* [WORK INSTRUCTIONS]: Copy out each line that mentions the word "text".

* [SUPPLIED INFORMATION]:

============

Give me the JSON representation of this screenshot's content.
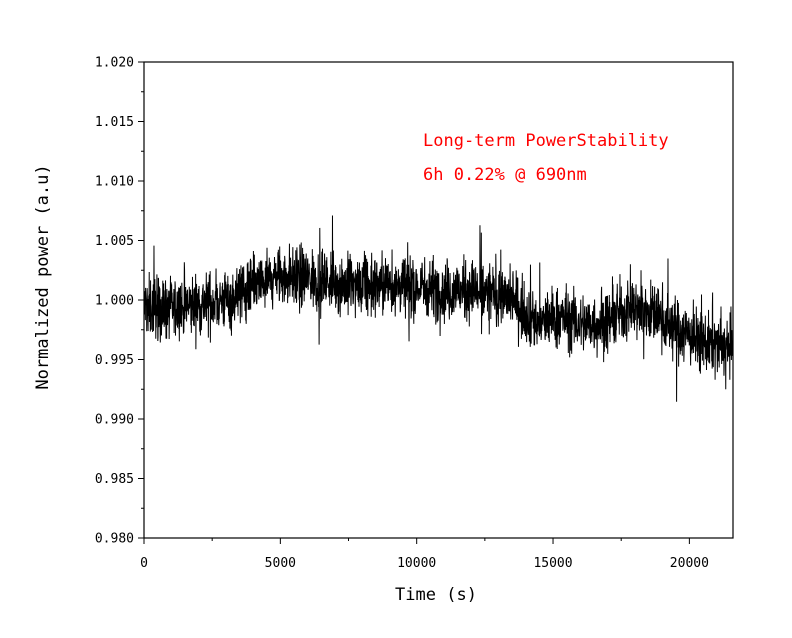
{
  "chart_data": {
    "type": "line",
    "title": "",
    "xlabel": "Time (s)",
    "ylabel": "Normalized power (a.u)",
    "xlim": [
      0,
      21600
    ],
    "ylim": [
      0.98,
      1.02
    ],
    "x_ticks": [
      0,
      5000,
      10000,
      15000,
      20000
    ],
    "x_tick_labels": [
      "0",
      "5000",
      "10000",
      "15000",
      "20000"
    ],
    "y_ticks": [
      0.98,
      0.985,
      0.99,
      0.995,
      1.0,
      1.005,
      1.01,
      1.015,
      1.02
    ],
    "y_tick_labels": [
      "0.980",
      "0.985",
      "0.990",
      "0.995",
      "1.000",
      "1.005",
      "1.010",
      "1.015",
      "1.020"
    ],
    "grid": false,
    "line_color": "#000000",
    "annotations": [
      {
        "text": "Long-term PowerStability",
        "color": "#ff0000"
      },
      {
        "text": "6h 0.22% @ 690nm",
        "color": "#ff0000"
      }
    ],
    "series": [
      {
        "x": [
          0,
          500,
          1000,
          1500,
          2000,
          2500,
          3000,
          3500,
          4000,
          4500,
          5000,
          5500,
          6000,
          6500,
          7000,
          7500,
          8000,
          8500,
          9000,
          9500,
          10000,
          10500,
          11000,
          11500,
          12000,
          12500,
          13000,
          13500,
          14000,
          14500,
          15000,
          15500,
          16000,
          16500,
          17000,
          17500,
          18000,
          18500,
          19000,
          19500,
          20000,
          20500,
          21000,
          21500
        ],
        "values": [
          0.9995,
          0.9993,
          0.9992,
          0.9994,
          0.9996,
          0.9998,
          1.0,
          1.0005,
          1.001,
          1.0015,
          1.002,
          1.002,
          1.0018,
          1.0016,
          1.0015,
          1.0012,
          1.001,
          1.0012,
          1.0013,
          1.0012,
          1.001,
          1.001,
          1.0008,
          1.0008,
          1.0008,
          1.0006,
          1.0005,
          1.0,
          0.999,
          0.998,
          0.9985,
          0.9985,
          0.998,
          0.998,
          0.9982,
          0.999,
          0.9995,
          0.999,
          0.9985,
          0.9975,
          0.997,
          0.9965,
          0.996,
          0.996
        ],
        "noise_amplitude": 0.0015
      }
    ]
  }
}
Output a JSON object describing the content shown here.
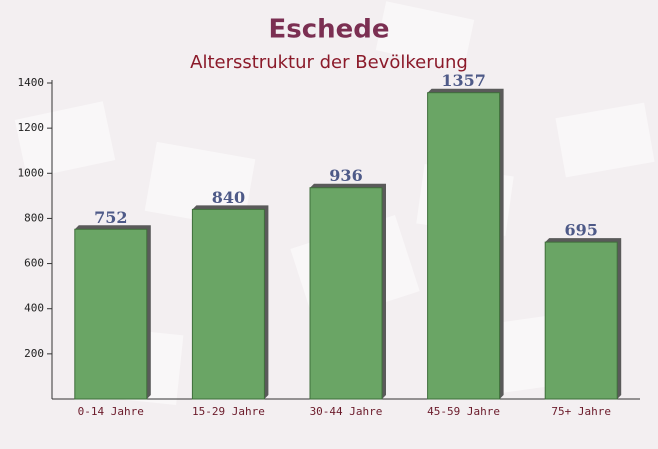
{
  "chart_data": {
    "type": "bar",
    "title": "Eschede",
    "subtitle": "Altersstruktur der Bevölkerung",
    "categories": [
      "0-14 Jahre",
      "15-29 Jahre",
      "30-44 Jahre",
      "45-59 Jahre",
      "75+ Jahre"
    ],
    "values": [
      752,
      840,
      936,
      1357,
      695
    ],
    "color": "#6aa565",
    "ylim": [
      0,
      1400
    ],
    "yticks": [
      200,
      400,
      600,
      800,
      1000,
      1200,
      1400
    ]
  }
}
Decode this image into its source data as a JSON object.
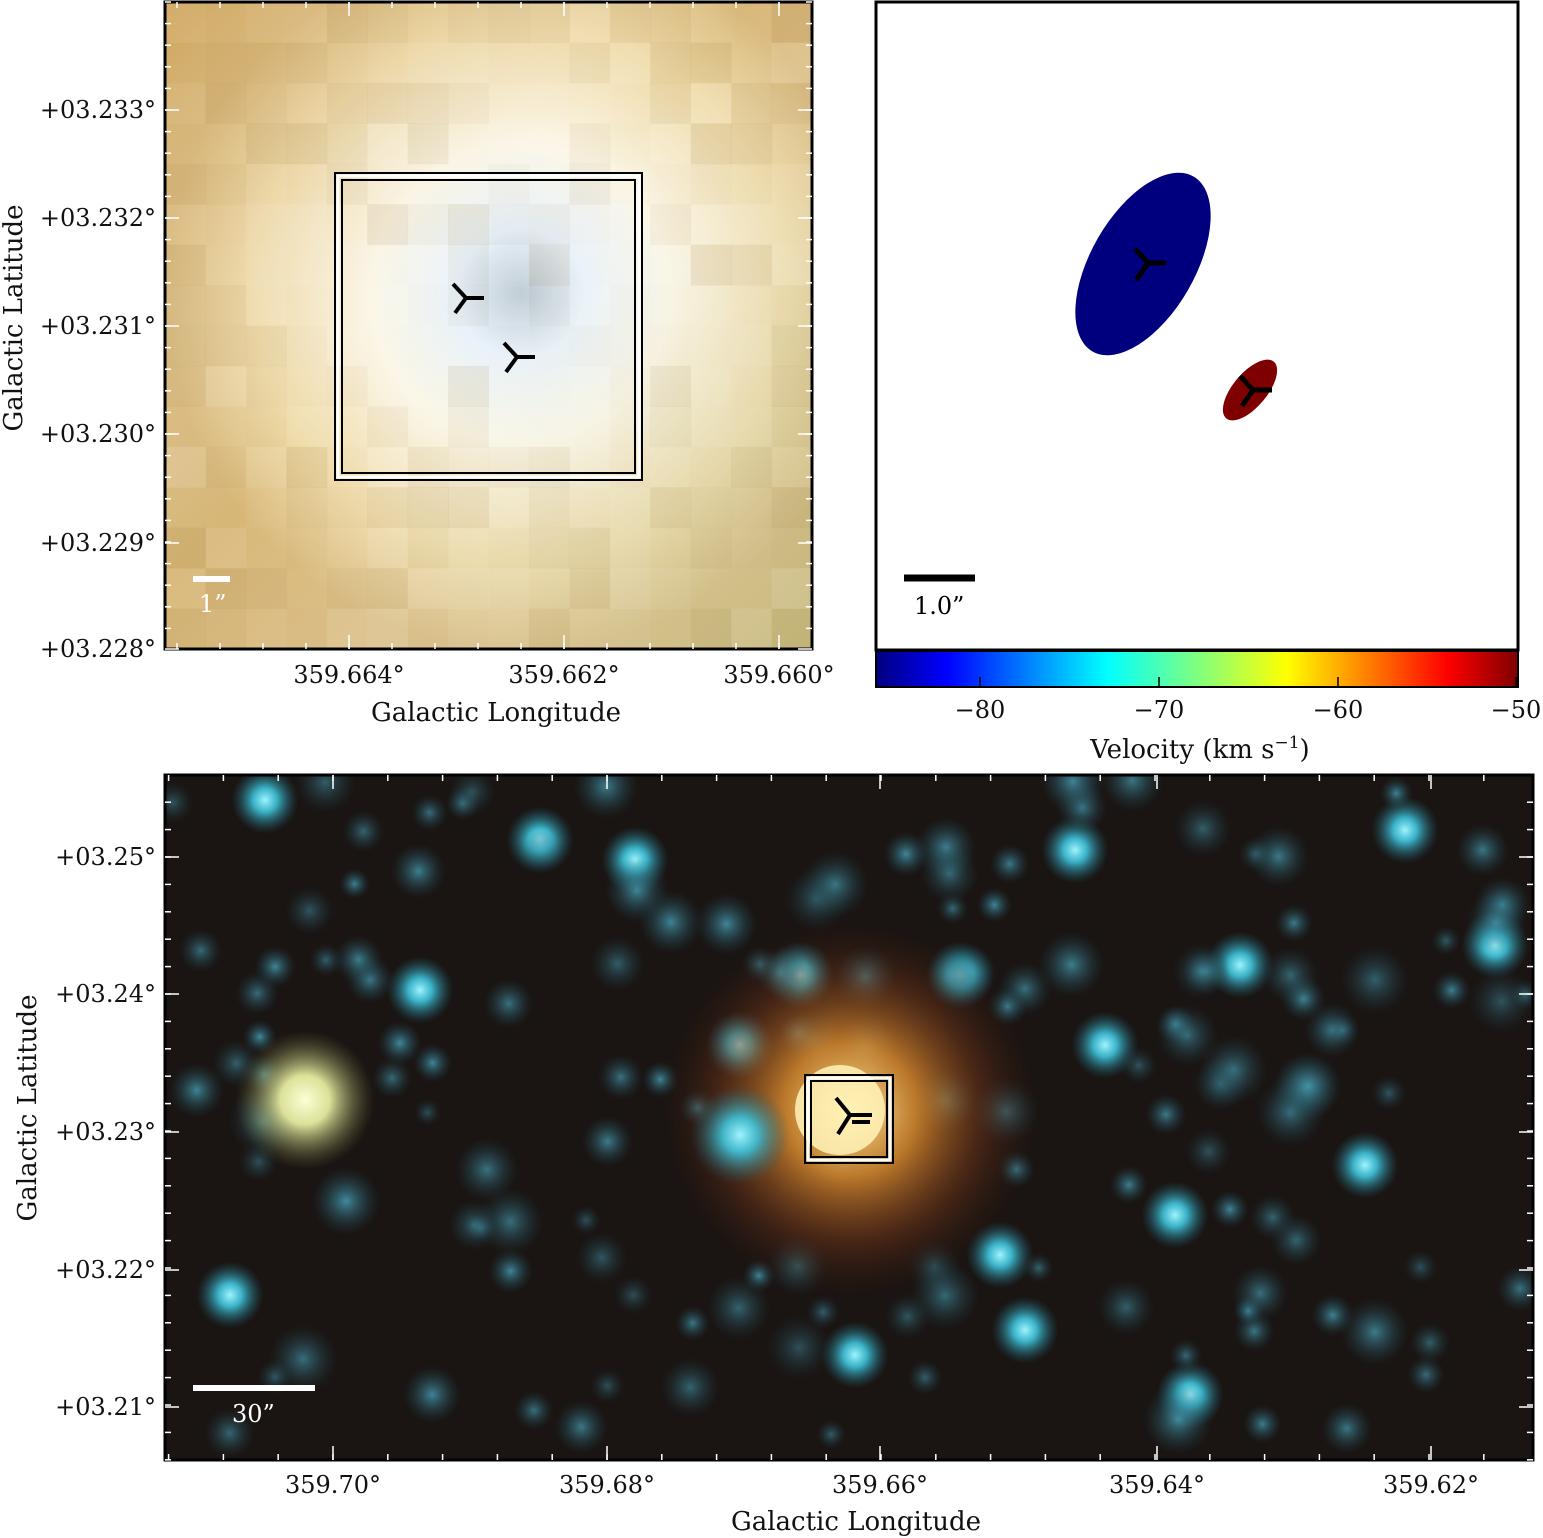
{
  "panels": {
    "zoom": {
      "yticks": [
        "+03.233°",
        "+03.232°",
        "+03.231°",
        "+03.230°",
        "+03.229°",
        "+03.228°"
      ],
      "xticks": [
        "359.664°",
        "359.662°",
        "359.660°"
      ],
      "xlabel": "Galactic Longitude",
      "ylabel": "Galactic Latitude",
      "scalebar": "1”"
    },
    "velocity": {
      "scalebar": "1.0”",
      "colorbar_ticks": [
        "−80",
        "−70",
        "−60",
        "−50"
      ],
      "colorbar_range": [
        -86,
        -50
      ],
      "colorbar_label": "Velocity (km s",
      "colorbar_label_sup": "−1",
      "colorbar_label_close": ")",
      "features": [
        {
          "type": "ellipse",
          "color": "#00007f",
          "velocity_approx": -86
        },
        {
          "type": "ellipse",
          "color": "#7f0000",
          "velocity_approx": -50
        }
      ]
    },
    "wide": {
      "yticks": [
        "+03.25°",
        "+03.24°",
        "+03.23°",
        "+03.22°",
        "+03.21°"
      ],
      "xticks": [
        "359.70°",
        "359.68°",
        "359.66°",
        "359.64°",
        "359.62°"
      ],
      "xlabel": "Galactic Longitude",
      "ylabel": "Galactic Latitude",
      "scalebar": "30”"
    }
  },
  "colors": {
    "zoom_background": "#e8cf8a",
    "wide_background": "#1a1412",
    "source_marker": "#000000"
  }
}
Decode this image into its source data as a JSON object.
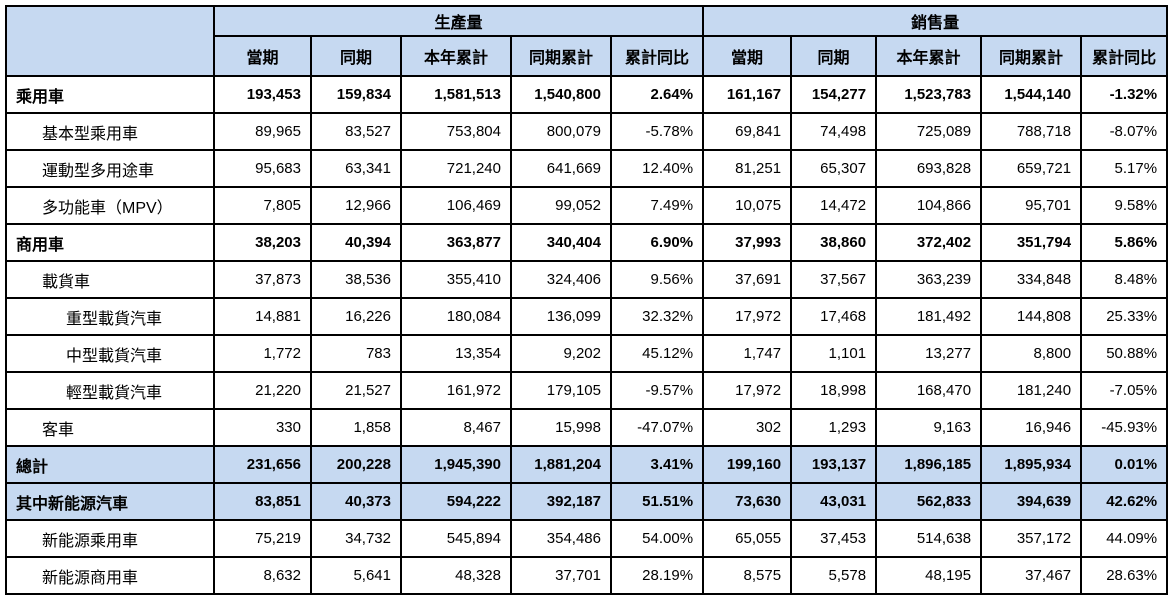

============

* [TASK RESPONSE]:
        "text": "Long-term PowerStability",
        "text": "6h 0.22% @ 690nm",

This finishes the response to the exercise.